• **Passage**

※

North Carolina Lawyers Weekly Staff//November 2, 2010//
North Carolina Lawyers Weekly Staff//November 2, 2010//
Signature Development, LLC v. Sandler Commercial at Union, LLC (Lawyers Weekly No. 10-07-1057, 33 pp.) (Linda Stephens, J.) Appealed from Union County Superior Court (Christopher M. Collier, J.). N.C. App. Click here to read the full text of the opinion.
Holdings: Since the plaintiff did not exercise the requisite control over a development project to be considered the general contractor, the trial court erred in dismissing the plaintiff’s complaint under Rule 12(b)(6) based on the plaintiff’s failure to obtain a general contractor’s license. The trial court did not err by dismissing the plaintiff’s claim of lien where the claim of lien was based on a percentage of profits, not upon debts owing for labor done or professional design or surveying services or material furnished, as required under G.S. § 44-8. The trial court erred by dissolving the plaintiff’s order of attachment because it did not make adequate findings under G.S. § 1-440.3 to justify doing so.
Facts
The plaintiff and defendant entered into a development management agreement for the development of 16 acres of the defendant’s property, to be undertaken in three phases.
Under the agreement the plaintiff acted as the defendant’s agent in managing, developing, constructing, marketing and leasing the property. In exchange, the defendant would pay to the plaintiff an initial development fee, a base development fee, a leasing fee, a sales fee and a participation fee.
The plaintiff alleged that the defendant failed to pay the participation fee of $2,338,806.
The plaintiff placed a lien on the defendant’s property and filed a complaint alleging breach of contract, breach of the covenant of good faith and fair dealing, unjust enrichment, fraud, negligent misrepresentation and unfair and deceptive trade practices.
The plaintiff obtained an order of attachment against the property, filed a notice of lis pendens, and issues summonses of garnishee and notices of levy upon tenants in the property.
Wells Fargo sought to dissolve the order of attachment, alleging that it had first and second priority lien rights to rent payments from tenants under mortgages on the property totaling $12 million.
The defendant filed a Rule 12(b)(6) motion to dismiss, alleging that the plaintiff was not a general contractor, and that unlicensed general contractors are barred from recovering monies from a property owner on any claim.
The trial court partially granted the defendant’s motion to dismiss, struck the claim of lien and dissolved the order of attachment. The court ordered the plaintiff to provide an accounting of amounts received pursuant to the order of attachment and forward it to Wells Fargo.
The plaintiff appealed.

※

• **Dataset section**
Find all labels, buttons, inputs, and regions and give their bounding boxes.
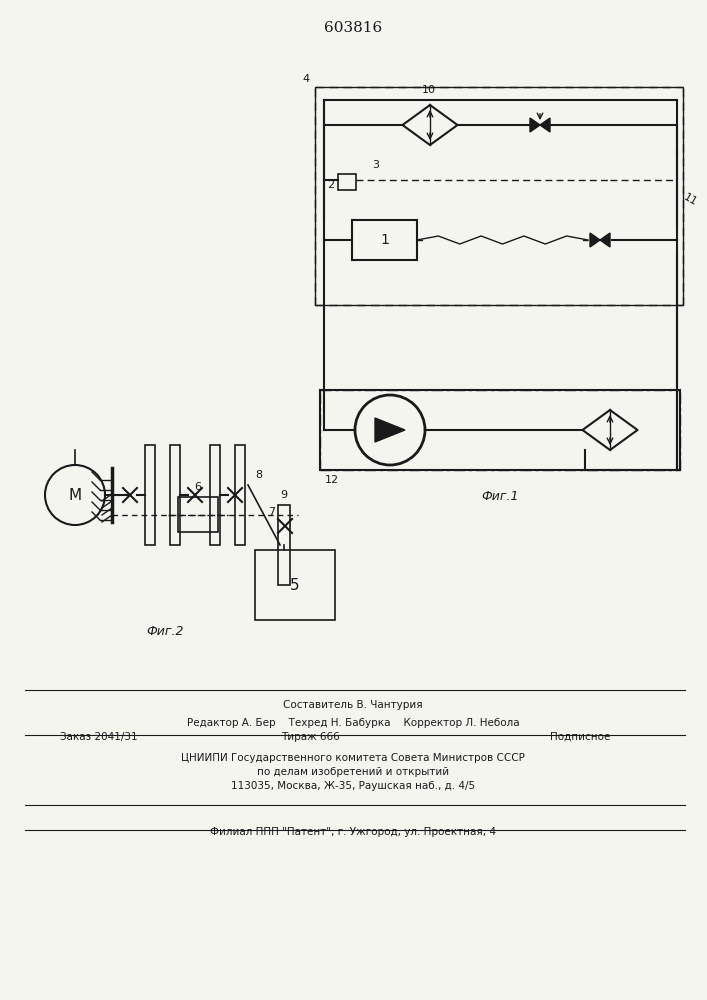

※

• **Tasks and exercises**
1) Summarize the case summary on Signature Development v. Sandler Commercial at Union in two sentences.
2) Resume the case summary on Signature Development v. Sandler Commercial at Union from the point where it stops.

• **Expected outputs**
1) The appellate court held that the trial court erred in dismissing the plaintiff's complaint for lack of a general contractor's license, because the plaintiff did not exercise enough control over the project to be the general contractor, and erred in dissolving the order of attachment without adequate findings under G.S. § 1-440.3. The court also held that the claim of lien was properly dismissed, because it rested on a percentage of profits rather than on debts for labor, professional design or surveying services, or materials as G.S. § 44-8 requires.

2)
Dismissal Based on Contractor Status
The plaintiff argued that the trial court erred in partially granting the defendant’s motion to dismiss based on the trial court’s finding that the plaintiff was an unlicensed general contractor.
One who undertakes a project as a general contractor in North Carolina is required to comply with the licensing requirements set forth in G.S. § 87-10.
Our Supreme Court held in Bryan Builders Supply v. Midyette, 274 N.C. 264 (1968) that a contractor may not recover on a contract or in quantum meruit when he has ignored the licensing statute.
In order to determine whether the plaintiff was the general contractor, we determine the degree of control plaintiff exercised over the entire project.
The agreement in this case unambiguously vested control over the entire project in the defendant.
By the terms of the agreement, the plaintiff assumed no responsibility for costs, timeliness, or quality of the project.
After considering the contractual provisions in the agreement, we conclude that the plaintiff was not a general contractor but instead served as the defendant’s agent under a pure project management arrangement.
Taking the allegations of the complaint in the light most favorable to the plaintiff, it appears that the defendant engaged the plaintiff not to perform the work of a general contractor in the construction of the project, but to act as the defendant’s agent in the day-to-day management of the project; that the plaintiff satisfactorily completed its duties under the agreement; and that the defendant has failed to pay the plaintiff the participation fee as required by the agreement.
The defendant’s failure to pay the participation fee was a direct result of the defendant’s having inadequate financial resources to meet its obligations under the agreement, a condition which the plaintiff certainly did not bring upon itself.
The licensing statutes should not be used as a shield to avoid a just obligation owed to an innocent party.
Under the circumstances of this case, it was inappropriate for the trial court to dismiss the plaintiff’s claims on the defendant’s Rule 12(b)(6) motion. We reverse the trial court’s order on this issue.
Claim of Lien
The plaintiff argues that the trial court erred in striking its claim of lien against the property.
A lien under G.S. § 44A-8 attaches only for debts owing for labor done or professional design or surveying services or material furnished. Nothing is said about lost profits.
Since the participation fee was based on a share of profits, the trial court did not err in striking the plaintiff’s claim of lien against the property.
Order of Attachment
The plaintiff argued that the trial court erred in dissolving the order of attachment.
In accordance with G.S. § 1-440.3, the plaintiff’s affidavit stated as grounds for attachment that the defendant is “(1) a nonresident; (2) a foreign corporation; and (3) a person or domestic corporation which, with intent to defraud his/her or its creditors… has removed or is about to remove, property from this state… [and] has assigned, disposed of, secreted, or is about to assign, dispose of, or secrete [sic], property.”
While it was proper for the trial court to strike the plaintiff’s claim of lien, the plaintiff’s order of attachment was procured under G.S. § 1-440.3, not under Chapter 44A.
It is undisputed that the defendant is a foreign corporation, and the plaintiff’s action based on the defendant’s failure to pay the participation fee is pending.
Accordingly, the trial court erred in dissolving the order of attachment, and the trial court’s order on this issue is reversed.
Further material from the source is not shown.